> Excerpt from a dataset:

....

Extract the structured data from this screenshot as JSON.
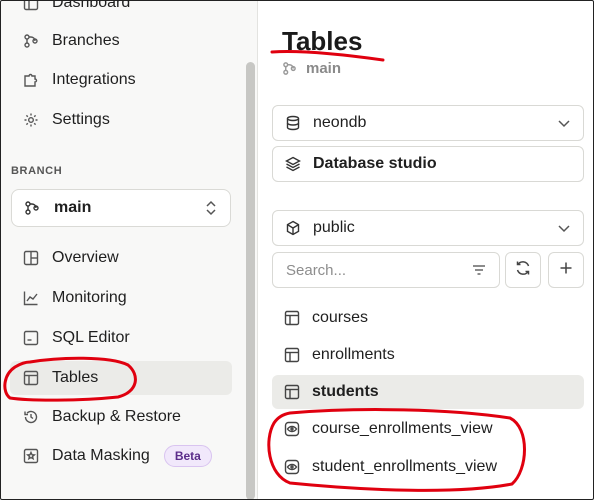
{
  "sidebar": {
    "top_items": [
      {
        "label": "Dashboard",
        "icon": "dashboard-icon"
      },
      {
        "label": "Branches",
        "icon": "branch-icon"
      },
      {
        "label": "Integrations",
        "icon": "puzzle-icon"
      },
      {
        "label": "Settings",
        "icon": "gear-icon"
      }
    ],
    "section_label": "BRANCH",
    "branch_select": {
      "value": "main"
    },
    "branch_items": [
      {
        "label": "Overview",
        "icon": "grid-icon"
      },
      {
        "label": "Monitoring",
        "icon": "chart-icon"
      },
      {
        "label": "SQL Editor",
        "icon": "sql-icon"
      },
      {
        "label": "Tables",
        "icon": "table-icon",
        "active": true
      },
      {
        "label": "Backup & Restore",
        "icon": "history-icon"
      },
      {
        "label": "Data Masking",
        "icon": "mask-icon",
        "badge": "Beta"
      }
    ]
  },
  "panel": {
    "title": "Tables",
    "branch": "main",
    "database_select": {
      "value": "neondb"
    },
    "studio_button": "Database studio",
    "schema_select": {
      "value": "public"
    },
    "search": {
      "placeholder": "Search..."
    },
    "tables": [
      {
        "label": "courses",
        "icon": "table-icon"
      },
      {
        "label": "enrollments",
        "icon": "table-icon"
      },
      {
        "label": "students",
        "icon": "table-icon",
        "active": true
      },
      {
        "label": "course_enrollments_view",
        "icon": "view-icon"
      },
      {
        "label": "student_enrollments_view",
        "icon": "view-icon"
      }
    ]
  },
  "colors": {
    "annotation": "#e0000f",
    "active_bg": "#ebebe8",
    "badge_bg": "#f1e8fb"
  }
}
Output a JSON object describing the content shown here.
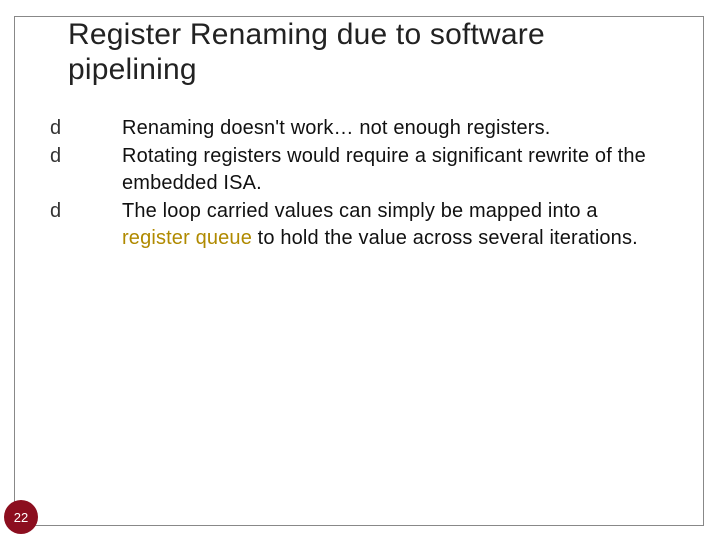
{
  "slide": {
    "title": "Register Renaming due to software pipelining",
    "bullets": [
      {
        "glyph": "d",
        "pre": "Renaming doesn't work… not enough registers."
      },
      {
        "glyph": "d",
        "pre": "Rotating registers",
        "accent": "",
        "post": " would require a significant rewrite of the embedded ISA."
      },
      {
        "glyph": "d",
        "pre": "The loop carried values can simply be mapped into a ",
        "accent": "register queue",
        "post": " to hold the value across several iterations."
      }
    ],
    "page_number": "22"
  }
}
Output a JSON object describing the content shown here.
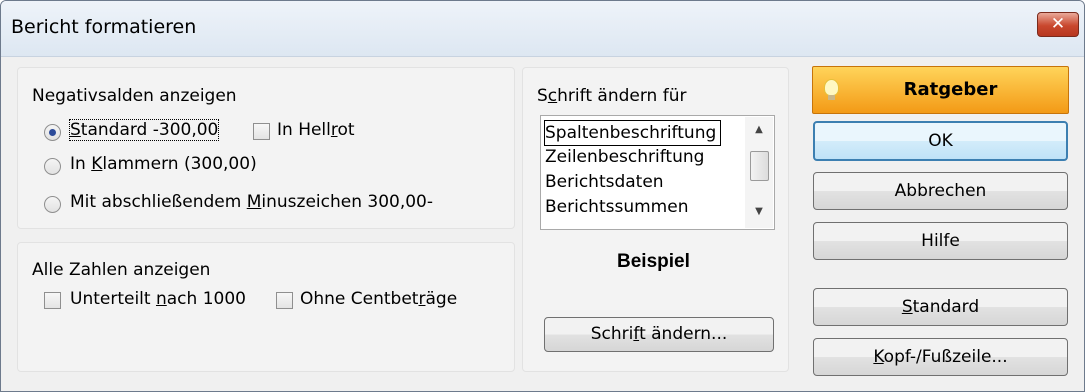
{
  "window": {
    "title": "Bericht formatieren",
    "close_glyph": "✕"
  },
  "negative": {
    "heading": "Negativsalden anzeigen",
    "options": [
      {
        "pre": "",
        "key": "S",
        "post": "tandard -300,00",
        "selected": true
      },
      {
        "pre": "In ",
        "key": "K",
        "post": "lammern (300,00)",
        "selected": false
      },
      {
        "pre": "Mit abschließendem ",
        "key": "M",
        "post": "inuszeichen 300,00-",
        "selected": false
      }
    ],
    "hellrot": {
      "pre": "In Hell",
      "key": "r",
      "post": "ot",
      "checked": false
    }
  },
  "numbers": {
    "heading": "Alle Zahlen anzeigen",
    "unterteilt": {
      "pre": "Unterteilt ",
      "key": "n",
      "post": "ach 1000",
      "checked": false
    },
    "ohne_cent": {
      "pre": "Ohne Centbet",
      "key": "r",
      "post": "äge",
      "checked": false
    }
  },
  "font": {
    "heading_pre": "S",
    "heading_key": "c",
    "heading_post": "hrift ändern für",
    "items": [
      "Spaltenbeschriftung",
      "Zeilenbeschriftung",
      "Berichtsdaten",
      "Berichtssummen"
    ],
    "sample": "Beispiel",
    "button": {
      "pre": "Schri",
      "key": "f",
      "post": "t ändern..."
    }
  },
  "buttons": {
    "ratgeber": "Ratgeber",
    "ok": "OK",
    "cancel": "Abbrechen",
    "help": "Hilfe",
    "standard": {
      "pre": "",
      "key": "S",
      "post": "tandard"
    },
    "header_footer": {
      "pre": "",
      "key": "K",
      "post": "opf-/Fußzeile..."
    }
  },
  "icons": {
    "ratgeber": "lightbulb-icon",
    "close": "close-icon",
    "scroll_up": "chevron-up-icon",
    "scroll_down": "chevron-down-icon"
  },
  "colors": {
    "ratgeber_top": "#ffd45a",
    "ratgeber_bottom": "#f39a16",
    "close": "#c9482e",
    "default_button_border": "#3c7fb1"
  }
}
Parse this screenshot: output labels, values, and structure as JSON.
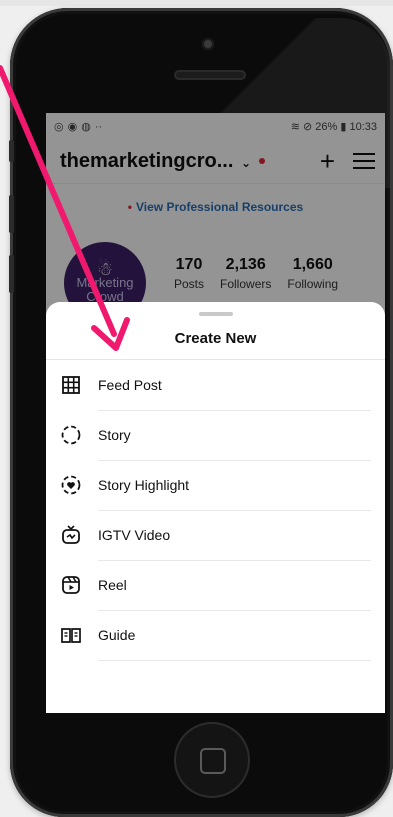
{
  "status_bar": {
    "left_icons": [
      "◎",
      "◉",
      "◍",
      "··"
    ],
    "battery": "26%",
    "time": "10:33"
  },
  "header": {
    "username": "themarketingcro...",
    "chevron": "⌄",
    "plus": "+"
  },
  "pro_resources": {
    "label": "View Professional Resources"
  },
  "profile": {
    "avatar_text": [
      "Marketing",
      "Crowd"
    ],
    "stats": [
      {
        "value": "170",
        "label": "Posts"
      },
      {
        "value": "2,136",
        "label": "Followers"
      },
      {
        "value": "1,660",
        "label": "Following"
      }
    ]
  },
  "sheet": {
    "title": "Create New",
    "items": [
      {
        "label": "Feed Post",
        "icon": "grid-icon"
      },
      {
        "label": "Story",
        "icon": "story-icon"
      },
      {
        "label": "Story Highlight",
        "icon": "highlight-icon"
      },
      {
        "label": "IGTV Video",
        "icon": "igtv-icon"
      },
      {
        "label": "Reel",
        "icon": "reel-icon"
      },
      {
        "label": "Guide",
        "icon": "guide-icon"
      }
    ]
  },
  "colors": {
    "arrow": "#f0196e",
    "link": "#2a6db5",
    "dot": "#e0283c"
  }
}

....

> The exercise:
Copy the listing in full and without alteration, omitting every picture.

> Reply:
Extract the structured data from this screenshot as JSON.
{
  "sidebar": {
    "top_items": [
      {
        "label": "Dashboard",
        "icon": "dashboard-icon"
      },
      {
        "label": "Branches",
        "icon": "branch-icon"
      },
      {
        "label": "Integrations",
        "icon": "puzzle-icon"
      },
      {
        "label": "Settings",
        "icon": "gear-icon"
      }
    ],
    "section_label": "BRANCH",
    "branch_select": {
      "value": "main"
    },
    "branch_items": [
      {
        "label": "Overview",
        "icon": "grid-icon"
      },
      {
        "label": "Monitoring",
        "icon": "chart-icon"
      },
      {
        "label": "SQL Editor",
        "icon": "sql-icon"
      },
      {
        "label": "Tables",
        "icon": "table-icon",
        "active": true
      },
      {
        "label": "Backup & Restore",
        "icon": "history-icon"
      },
      {
        "label": "Data Masking",
        "icon": "mask-icon",
        "badge": "Beta"
      }
    ]
  },
  "panel": {
    "title": "Tables",
    "branch": "main",
    "database_select": {
      "value": "neondb"
    },
    "studio_button": "Database studio",
    "schema_select": {
      "value": "public"
    },
    "search": {
      "placeholder": "Search..."
    },
    "tables": [
      {
        "label": "courses",
        "icon": "table-icon"
      },
      {
        "label": "enrollments",
        "icon": "table-icon"
      },
      {
        "label": "students",
        "icon": "table-icon",
        "active": true
      },
      {
        "label": "course_enrollments_view",
        "icon": "view-icon"
      },
      {
        "label": "student_enrollments_view",
        "icon": "view-icon"
      }
    ]
  },
  "colors": {
    "annotation": "#e0000f",
    "active_bg": "#ebebe8",
    "badge_bg": "#f1e8fb"
  }
}
Output a JSON object describing the content shown here.
{
  "slide": {
    "title": "Register Renaming due to software pipelining",
    "bullets": [
      {
        "glyph": "d",
        "pre": "Renaming doesn't work… not enough registers."
      },
      {
        "glyph": "d",
        "pre": "Rotating registers",
        "accent": "",
        "post": " would require a significant rewrite of the embedded ISA."
      },
      {
        "glyph": "d",
        "pre": "The loop carried values can simply be mapped into a ",
        "accent": "register queue",
        "post": " to hold the value across several iterations."
      }
    ],
    "page_number": "22"
  }
}
Output a JSON object describing the content shown here.
{
  "window": {
    "title": "Bericht formatieren",
    "close_glyph": "✕"
  },
  "negative": {
    "heading": "Negativsalden anzeigen",
    "options": [
      {
        "pre": "",
        "key": "S",
        "post": "tandard -300,00",
        "selected": true
      },
      {
        "pre": "In ",
        "key": "K",
        "post": "lammern (300,00)",
        "selected": false
      },
      {
        "pre": "Mit abschließendem ",
        "key": "M",
        "post": "inuszeichen 300,00-",
        "selected": false
      }
    ],
    "hellrot": {
      "pre": "In Hell",
      "key": "r",
      "post": "ot",
      "checked": false
    }
  },
  "numbers": {
    "heading": "Alle Zahlen anzeigen",
    "unterteilt": {
      "pre": "Unterteilt ",
      "key": "n",
      "post": "ach 1000",
      "checked": false
    },
    "ohne_cent": {
      "pre": "Ohne Centbet",
      "key": "r",
      "post": "äge",
      "checked": false
    }
  },
  "font": {
    "heading_pre": "S",
    "heading_key": "c",
    "heading_post": "hrift ändern für",
    "items": [
      "Spaltenbeschriftung",
      "Zeilenbeschriftung",
      "Berichtsdaten",
      "Berichtssummen"
    ],
    "sample": "Beispiel",
    "button": {
      "pre": "Schri",
      "key": "f",
      "post": "t ändern..."
    }
  },
  "buttons": {
    "ratgeber": "Ratgeber",
    "ok": "OK",
    "cancel": "Abbrechen",
    "help": "Hilfe",
    "standard": {
      "pre": "",
      "key": "S",
      "post": "tandard"
    },
    "header_footer": {
      "pre": "",
      "key": "K",
      "post": "opf-/Fußzeile..."
    }
  },
  "icons": {
    "ratgeber": "lightbulb-icon",
    "close": "close-icon",
    "scroll_up": "chevron-up-icon",
    "scroll_down": "chevron-down-icon"
  },
  "colors": {
    "ratgeber_top": "#ffd45a",
    "ratgeber_bottom": "#f39a16",
    "close": "#c9482e",
    "default_button_border": "#3c7fb1"
  }
}
Parse this screenshot: output labels, values, and structure as JSON.
{
  "status_bar": {
    "left_icons": [
      "◎",
      "◉",
      "◍",
      "··"
    ],
    "battery": "26%",
    "time": "10:33"
  },
  "header": {
    "username": "themarketingcro...",
    "chevron": "⌄",
    "plus": "+"
  },
  "pro_resources": {
    "label": "View Professional Resources"
  },
  "profile": {
    "avatar_text": [
      "Marketing",
      "Crowd"
    ],
    "stats": [
      {
        "value": "170",
        "label": "Posts"
      },
      {
        "value": "2,136",
        "label": "Followers"
      },
      {
        "value": "1,660",
        "label": "Following"
      }
    ]
  },
  "sheet": {
    "title": "Create New",
    "items": [
      {
        "label": "Feed Post",
        "icon": "grid-icon"
      },
      {
        "label": "Story",
        "icon": "story-icon"
      },
      {
        "label": "Story Highlight",
        "icon": "highlight-icon"
      },
      {
        "label": "IGTV Video",
        "icon": "igtv-icon"
      },
      {
        "label": "Reel",
        "icon": "reel-icon"
      },
      {
        "label": "Guide",
        "icon": "guide-icon"
      }
    ]
  },
  "colors": {
    "arrow": "#f0196e",
    "link": "#2a6db5",
    "dot": "#e0283c"
  }
}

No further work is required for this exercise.